### Provided data

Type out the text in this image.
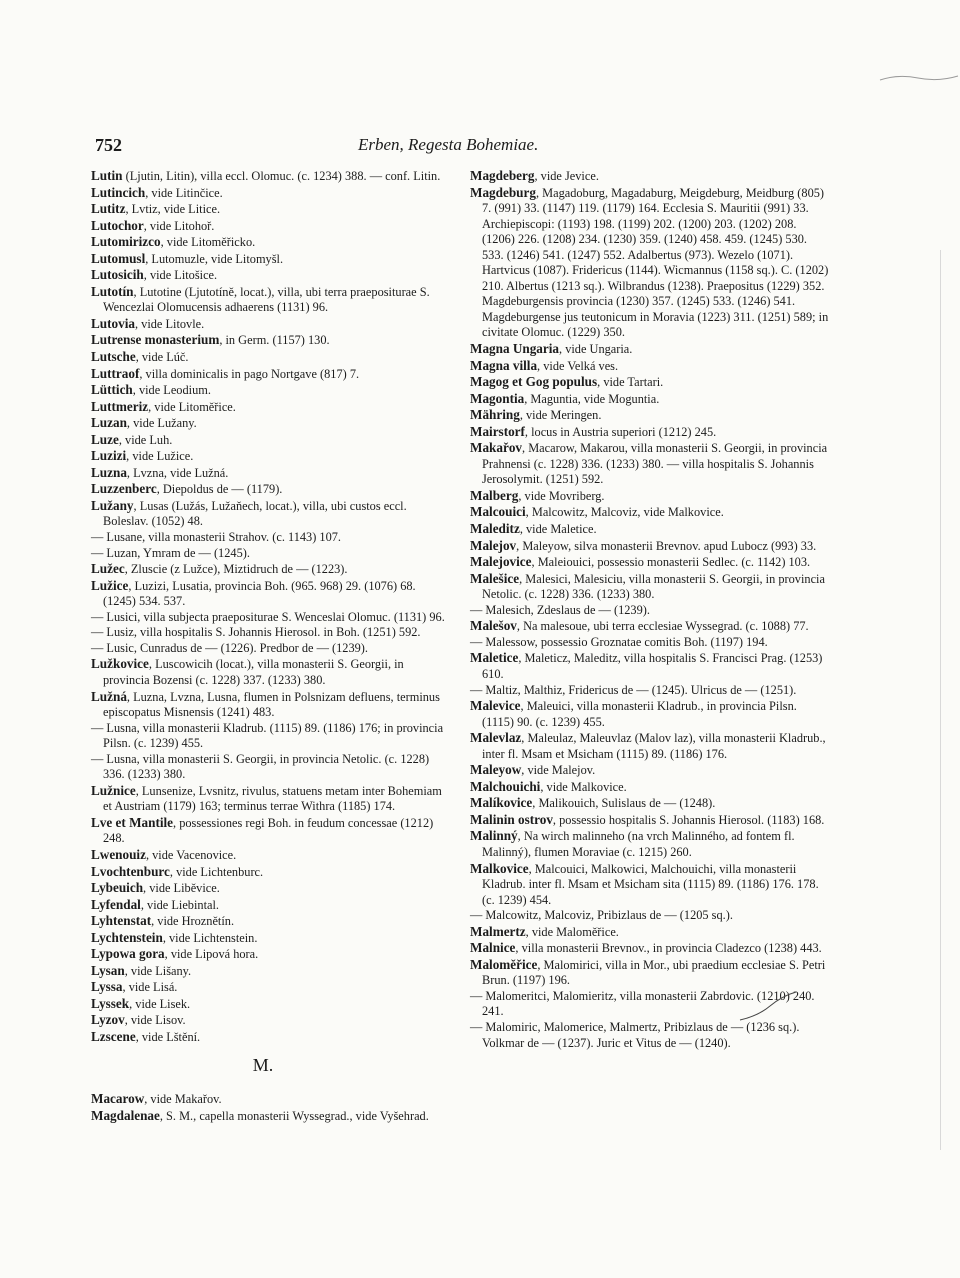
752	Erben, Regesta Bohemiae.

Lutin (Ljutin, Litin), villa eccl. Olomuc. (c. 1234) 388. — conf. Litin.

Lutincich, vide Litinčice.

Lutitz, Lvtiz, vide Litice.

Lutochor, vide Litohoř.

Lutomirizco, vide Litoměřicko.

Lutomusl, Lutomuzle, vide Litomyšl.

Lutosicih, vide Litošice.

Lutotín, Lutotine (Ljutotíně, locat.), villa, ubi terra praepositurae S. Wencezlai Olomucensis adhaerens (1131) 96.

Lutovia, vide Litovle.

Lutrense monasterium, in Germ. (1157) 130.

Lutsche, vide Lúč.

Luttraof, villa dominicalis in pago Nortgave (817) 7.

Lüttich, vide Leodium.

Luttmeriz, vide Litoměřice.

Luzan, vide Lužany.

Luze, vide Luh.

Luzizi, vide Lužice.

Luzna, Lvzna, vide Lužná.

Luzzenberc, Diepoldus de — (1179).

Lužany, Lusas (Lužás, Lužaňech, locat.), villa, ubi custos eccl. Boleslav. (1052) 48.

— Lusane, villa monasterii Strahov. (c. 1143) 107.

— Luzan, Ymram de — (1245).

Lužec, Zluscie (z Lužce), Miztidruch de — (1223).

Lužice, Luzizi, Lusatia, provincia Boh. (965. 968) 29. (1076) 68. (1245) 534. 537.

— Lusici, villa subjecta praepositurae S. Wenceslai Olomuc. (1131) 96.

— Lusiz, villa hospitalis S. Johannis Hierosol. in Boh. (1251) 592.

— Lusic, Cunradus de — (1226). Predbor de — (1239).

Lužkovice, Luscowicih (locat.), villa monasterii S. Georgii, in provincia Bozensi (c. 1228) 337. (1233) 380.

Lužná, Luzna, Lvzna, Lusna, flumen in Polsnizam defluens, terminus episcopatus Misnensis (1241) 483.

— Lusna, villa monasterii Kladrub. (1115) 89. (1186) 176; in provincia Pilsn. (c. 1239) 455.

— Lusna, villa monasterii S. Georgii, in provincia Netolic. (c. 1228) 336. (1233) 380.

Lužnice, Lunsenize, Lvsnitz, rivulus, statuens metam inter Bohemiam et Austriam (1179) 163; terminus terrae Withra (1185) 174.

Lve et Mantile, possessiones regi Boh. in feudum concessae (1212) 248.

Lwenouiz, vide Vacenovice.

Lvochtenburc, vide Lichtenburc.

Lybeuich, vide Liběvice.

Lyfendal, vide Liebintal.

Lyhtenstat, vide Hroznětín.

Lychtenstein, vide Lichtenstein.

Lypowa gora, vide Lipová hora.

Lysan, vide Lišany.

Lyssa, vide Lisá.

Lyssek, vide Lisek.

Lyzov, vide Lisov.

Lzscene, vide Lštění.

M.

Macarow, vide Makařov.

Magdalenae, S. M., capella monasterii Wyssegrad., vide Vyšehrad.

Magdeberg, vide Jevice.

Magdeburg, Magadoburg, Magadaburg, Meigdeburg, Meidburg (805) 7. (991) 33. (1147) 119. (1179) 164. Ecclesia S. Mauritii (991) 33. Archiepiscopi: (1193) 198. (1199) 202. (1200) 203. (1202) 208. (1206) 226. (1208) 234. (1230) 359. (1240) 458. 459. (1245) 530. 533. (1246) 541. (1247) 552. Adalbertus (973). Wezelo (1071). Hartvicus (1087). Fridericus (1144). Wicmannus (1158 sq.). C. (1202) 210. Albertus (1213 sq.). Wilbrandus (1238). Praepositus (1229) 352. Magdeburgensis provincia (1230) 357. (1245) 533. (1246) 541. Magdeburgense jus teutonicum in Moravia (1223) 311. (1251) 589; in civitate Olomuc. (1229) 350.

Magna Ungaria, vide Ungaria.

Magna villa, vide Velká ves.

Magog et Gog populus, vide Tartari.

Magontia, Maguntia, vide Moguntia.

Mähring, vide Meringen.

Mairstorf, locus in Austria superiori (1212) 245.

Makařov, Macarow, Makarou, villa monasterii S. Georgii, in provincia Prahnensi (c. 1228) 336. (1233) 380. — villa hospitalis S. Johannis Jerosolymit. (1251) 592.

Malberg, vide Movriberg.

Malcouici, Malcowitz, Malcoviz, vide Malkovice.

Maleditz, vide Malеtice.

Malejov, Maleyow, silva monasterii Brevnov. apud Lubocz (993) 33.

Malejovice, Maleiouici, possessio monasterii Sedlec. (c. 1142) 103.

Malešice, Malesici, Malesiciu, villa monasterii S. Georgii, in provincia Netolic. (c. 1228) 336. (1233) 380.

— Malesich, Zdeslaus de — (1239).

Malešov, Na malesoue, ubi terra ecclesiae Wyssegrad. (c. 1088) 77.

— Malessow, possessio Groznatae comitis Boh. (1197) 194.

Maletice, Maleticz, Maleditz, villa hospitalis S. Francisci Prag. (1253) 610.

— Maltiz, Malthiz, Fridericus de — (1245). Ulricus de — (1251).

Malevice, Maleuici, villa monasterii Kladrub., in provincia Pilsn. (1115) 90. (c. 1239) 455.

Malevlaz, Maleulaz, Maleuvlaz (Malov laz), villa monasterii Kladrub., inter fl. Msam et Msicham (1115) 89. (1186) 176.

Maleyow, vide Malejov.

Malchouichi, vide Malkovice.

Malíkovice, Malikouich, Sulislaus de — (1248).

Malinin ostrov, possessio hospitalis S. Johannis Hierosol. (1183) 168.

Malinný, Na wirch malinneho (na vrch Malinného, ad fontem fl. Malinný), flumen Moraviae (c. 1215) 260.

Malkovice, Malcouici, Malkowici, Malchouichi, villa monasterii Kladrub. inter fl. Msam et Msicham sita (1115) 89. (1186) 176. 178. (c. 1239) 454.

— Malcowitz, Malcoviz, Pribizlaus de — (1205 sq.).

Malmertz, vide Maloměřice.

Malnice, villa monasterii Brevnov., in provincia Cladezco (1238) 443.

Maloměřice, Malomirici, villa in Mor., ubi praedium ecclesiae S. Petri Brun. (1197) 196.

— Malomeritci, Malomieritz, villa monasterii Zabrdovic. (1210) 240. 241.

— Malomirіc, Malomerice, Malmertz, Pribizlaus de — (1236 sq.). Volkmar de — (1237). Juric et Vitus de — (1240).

### Stated goal
Look through the listing and extract every line with "Macarow" in it.

### Exercise response
Macarow, vide Makařov.
Makařov, Macarow, Makarou, villa monasterii S. Georgii, in provincia Prahnensi (c. 1228) 336. (1233) 380. — villa hospitalis S. Johannis Jerosolymit. (1251) 592.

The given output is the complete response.